**GIVEN INSTRUCTION**
In the material below, find how many lines contain the string "transmission". Write only that number.

**Items from a data source**
______________________________
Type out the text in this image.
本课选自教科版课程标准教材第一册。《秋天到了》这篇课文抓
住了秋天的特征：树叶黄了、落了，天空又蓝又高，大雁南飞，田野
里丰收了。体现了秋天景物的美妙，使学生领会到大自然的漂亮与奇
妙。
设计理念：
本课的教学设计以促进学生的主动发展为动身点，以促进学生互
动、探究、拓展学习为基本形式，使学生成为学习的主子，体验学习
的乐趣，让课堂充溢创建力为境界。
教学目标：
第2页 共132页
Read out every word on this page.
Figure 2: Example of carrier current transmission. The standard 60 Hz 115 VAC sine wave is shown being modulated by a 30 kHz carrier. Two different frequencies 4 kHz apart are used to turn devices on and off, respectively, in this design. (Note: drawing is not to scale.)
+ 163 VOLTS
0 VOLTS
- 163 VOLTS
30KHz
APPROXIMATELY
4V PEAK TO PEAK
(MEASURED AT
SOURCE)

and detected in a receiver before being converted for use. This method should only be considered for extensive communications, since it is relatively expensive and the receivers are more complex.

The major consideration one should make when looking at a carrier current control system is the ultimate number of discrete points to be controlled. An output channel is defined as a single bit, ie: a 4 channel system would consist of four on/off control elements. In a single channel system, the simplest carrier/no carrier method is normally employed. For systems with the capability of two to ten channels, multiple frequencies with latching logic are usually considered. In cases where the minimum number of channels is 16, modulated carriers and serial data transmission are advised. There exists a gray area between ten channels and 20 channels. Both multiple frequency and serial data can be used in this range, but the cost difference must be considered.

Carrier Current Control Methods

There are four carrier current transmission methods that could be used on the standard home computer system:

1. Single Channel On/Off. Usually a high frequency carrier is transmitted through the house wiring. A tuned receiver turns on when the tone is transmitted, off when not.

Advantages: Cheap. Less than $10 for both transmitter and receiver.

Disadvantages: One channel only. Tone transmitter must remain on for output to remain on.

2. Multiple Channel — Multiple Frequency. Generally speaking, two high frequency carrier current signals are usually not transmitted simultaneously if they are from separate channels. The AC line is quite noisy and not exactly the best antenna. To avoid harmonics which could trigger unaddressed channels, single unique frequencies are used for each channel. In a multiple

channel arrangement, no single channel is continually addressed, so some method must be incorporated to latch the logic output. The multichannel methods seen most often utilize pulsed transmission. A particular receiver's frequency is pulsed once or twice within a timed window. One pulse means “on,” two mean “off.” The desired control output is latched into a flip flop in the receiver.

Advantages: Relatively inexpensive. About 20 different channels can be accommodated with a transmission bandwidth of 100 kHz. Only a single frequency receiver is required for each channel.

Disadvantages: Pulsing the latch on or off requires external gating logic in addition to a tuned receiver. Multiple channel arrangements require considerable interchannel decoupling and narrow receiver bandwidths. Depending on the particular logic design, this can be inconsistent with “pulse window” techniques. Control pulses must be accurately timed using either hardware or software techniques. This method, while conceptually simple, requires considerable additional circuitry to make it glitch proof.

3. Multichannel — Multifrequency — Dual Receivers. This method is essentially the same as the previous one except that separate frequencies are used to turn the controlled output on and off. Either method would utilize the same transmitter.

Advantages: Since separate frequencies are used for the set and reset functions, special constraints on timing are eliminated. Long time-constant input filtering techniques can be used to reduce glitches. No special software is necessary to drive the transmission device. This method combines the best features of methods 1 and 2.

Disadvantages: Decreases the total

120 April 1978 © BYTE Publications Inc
______________________________
**OUTPUT**
6